EXERCISE ▸ Copy every line from the material below that holds "Ratcliff".

— Start PROVIDED RECORDS —

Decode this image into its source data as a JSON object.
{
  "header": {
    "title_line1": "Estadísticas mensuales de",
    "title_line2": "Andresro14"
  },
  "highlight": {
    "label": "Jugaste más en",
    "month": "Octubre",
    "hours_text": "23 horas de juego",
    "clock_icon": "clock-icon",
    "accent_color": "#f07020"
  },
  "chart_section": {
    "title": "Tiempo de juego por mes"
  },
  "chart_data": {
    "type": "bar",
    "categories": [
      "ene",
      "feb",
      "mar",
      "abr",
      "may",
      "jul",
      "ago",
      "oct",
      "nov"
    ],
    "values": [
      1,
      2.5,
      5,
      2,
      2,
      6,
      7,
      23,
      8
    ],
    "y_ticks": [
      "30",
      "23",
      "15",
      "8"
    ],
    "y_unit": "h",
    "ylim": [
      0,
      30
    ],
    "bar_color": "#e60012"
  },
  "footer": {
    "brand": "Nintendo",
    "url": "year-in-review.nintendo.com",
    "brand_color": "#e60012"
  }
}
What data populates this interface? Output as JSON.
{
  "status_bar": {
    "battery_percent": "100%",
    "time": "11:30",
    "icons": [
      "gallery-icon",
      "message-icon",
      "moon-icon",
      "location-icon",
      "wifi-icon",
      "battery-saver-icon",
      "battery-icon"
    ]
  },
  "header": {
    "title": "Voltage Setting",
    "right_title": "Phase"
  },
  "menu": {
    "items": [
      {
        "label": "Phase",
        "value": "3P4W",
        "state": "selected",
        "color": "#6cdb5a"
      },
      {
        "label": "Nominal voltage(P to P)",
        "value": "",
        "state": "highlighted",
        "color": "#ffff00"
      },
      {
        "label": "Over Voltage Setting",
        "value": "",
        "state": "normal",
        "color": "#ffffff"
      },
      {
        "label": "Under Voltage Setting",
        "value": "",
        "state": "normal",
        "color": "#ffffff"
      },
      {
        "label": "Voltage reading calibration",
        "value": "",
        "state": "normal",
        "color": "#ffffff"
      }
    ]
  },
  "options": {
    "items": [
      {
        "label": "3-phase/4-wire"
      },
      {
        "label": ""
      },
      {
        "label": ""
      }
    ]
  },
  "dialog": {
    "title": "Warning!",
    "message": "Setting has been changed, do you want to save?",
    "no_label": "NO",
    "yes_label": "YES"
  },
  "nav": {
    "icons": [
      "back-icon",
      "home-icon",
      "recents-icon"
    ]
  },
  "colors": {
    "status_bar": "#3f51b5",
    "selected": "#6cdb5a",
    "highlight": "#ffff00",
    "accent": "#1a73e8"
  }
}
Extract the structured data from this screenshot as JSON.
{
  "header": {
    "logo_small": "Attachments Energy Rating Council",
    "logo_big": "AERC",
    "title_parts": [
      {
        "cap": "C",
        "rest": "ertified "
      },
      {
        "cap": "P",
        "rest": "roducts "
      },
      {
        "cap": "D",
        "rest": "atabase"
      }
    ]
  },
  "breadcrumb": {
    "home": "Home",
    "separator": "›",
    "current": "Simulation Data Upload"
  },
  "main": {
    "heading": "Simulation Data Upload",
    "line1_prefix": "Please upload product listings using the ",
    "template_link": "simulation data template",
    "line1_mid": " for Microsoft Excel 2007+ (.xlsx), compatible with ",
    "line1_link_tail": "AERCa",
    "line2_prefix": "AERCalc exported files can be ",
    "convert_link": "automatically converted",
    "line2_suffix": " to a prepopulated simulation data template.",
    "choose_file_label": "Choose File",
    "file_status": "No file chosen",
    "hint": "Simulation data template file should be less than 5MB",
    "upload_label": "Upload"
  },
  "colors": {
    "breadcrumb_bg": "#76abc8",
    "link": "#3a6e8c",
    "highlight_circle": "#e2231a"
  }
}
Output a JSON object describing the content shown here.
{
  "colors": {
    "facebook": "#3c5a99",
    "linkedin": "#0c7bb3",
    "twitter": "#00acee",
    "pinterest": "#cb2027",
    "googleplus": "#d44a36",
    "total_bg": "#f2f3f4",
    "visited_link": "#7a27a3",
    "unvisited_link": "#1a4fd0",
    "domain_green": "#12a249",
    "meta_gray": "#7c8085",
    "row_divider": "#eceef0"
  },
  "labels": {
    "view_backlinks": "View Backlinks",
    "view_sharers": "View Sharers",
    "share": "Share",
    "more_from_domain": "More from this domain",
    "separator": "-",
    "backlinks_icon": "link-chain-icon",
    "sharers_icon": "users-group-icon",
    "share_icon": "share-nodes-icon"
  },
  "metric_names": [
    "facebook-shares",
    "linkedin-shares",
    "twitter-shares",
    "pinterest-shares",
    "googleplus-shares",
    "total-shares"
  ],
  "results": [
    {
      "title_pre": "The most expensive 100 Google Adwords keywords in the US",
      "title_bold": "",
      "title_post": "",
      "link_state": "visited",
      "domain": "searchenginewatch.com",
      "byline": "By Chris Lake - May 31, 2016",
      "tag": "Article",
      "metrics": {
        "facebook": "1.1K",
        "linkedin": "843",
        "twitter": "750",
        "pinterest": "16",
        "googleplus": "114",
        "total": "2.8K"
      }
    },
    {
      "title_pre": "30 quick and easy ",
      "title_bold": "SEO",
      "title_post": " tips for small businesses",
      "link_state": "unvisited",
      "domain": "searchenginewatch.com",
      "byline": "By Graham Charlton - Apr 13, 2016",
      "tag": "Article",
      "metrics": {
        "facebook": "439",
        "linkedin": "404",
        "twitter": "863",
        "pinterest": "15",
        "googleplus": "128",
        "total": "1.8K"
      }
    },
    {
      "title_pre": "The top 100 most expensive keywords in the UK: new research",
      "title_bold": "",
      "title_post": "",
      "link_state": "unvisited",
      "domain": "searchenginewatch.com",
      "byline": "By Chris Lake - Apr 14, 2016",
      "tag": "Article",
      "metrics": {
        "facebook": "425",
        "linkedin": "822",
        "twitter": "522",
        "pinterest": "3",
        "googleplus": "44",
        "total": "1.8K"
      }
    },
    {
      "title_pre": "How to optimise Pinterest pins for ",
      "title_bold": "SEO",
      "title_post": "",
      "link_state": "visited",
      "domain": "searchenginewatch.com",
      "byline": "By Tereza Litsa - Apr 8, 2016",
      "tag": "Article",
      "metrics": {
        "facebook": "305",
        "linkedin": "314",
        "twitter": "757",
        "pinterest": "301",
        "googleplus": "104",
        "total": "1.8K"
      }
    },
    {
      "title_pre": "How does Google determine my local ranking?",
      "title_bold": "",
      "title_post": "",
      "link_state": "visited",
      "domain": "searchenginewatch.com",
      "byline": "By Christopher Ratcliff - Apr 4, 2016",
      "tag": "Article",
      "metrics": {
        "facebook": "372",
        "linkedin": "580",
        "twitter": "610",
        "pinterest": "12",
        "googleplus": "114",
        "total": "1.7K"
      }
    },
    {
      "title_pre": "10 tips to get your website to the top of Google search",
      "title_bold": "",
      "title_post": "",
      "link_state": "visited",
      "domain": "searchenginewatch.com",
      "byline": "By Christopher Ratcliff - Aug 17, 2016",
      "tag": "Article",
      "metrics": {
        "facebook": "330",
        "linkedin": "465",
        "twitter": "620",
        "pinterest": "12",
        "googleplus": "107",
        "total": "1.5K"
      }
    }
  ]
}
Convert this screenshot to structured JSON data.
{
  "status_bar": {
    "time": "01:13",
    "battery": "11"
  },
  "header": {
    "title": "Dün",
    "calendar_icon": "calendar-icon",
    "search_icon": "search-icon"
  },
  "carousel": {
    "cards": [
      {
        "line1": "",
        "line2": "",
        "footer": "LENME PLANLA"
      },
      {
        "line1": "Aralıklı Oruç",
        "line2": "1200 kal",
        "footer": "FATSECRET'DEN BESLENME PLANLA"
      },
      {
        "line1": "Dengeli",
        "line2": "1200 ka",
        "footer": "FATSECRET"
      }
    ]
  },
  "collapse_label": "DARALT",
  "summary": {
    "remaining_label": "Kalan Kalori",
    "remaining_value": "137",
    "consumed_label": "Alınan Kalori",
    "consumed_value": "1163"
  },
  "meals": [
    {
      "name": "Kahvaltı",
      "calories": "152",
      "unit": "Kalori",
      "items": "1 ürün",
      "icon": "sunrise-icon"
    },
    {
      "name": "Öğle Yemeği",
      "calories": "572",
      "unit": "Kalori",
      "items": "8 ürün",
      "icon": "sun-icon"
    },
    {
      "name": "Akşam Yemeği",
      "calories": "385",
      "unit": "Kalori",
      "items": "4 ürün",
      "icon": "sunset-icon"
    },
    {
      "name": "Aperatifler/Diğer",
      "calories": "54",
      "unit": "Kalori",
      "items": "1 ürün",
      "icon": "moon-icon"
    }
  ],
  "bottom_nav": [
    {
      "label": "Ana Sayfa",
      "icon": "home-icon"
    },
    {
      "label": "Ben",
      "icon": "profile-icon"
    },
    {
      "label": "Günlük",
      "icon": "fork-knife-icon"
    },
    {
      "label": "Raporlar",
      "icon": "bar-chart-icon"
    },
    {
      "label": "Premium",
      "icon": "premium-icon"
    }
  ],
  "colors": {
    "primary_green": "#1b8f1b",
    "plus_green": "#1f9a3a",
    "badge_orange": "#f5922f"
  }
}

— End PROVIDED RECORDS —

SOLVED EXERCISE ▸
      "byline": "By Christopher Ratcliff - Apr 4, 2016",
      "byline": "By Christopher Ratcliff - Aug 17, 2016",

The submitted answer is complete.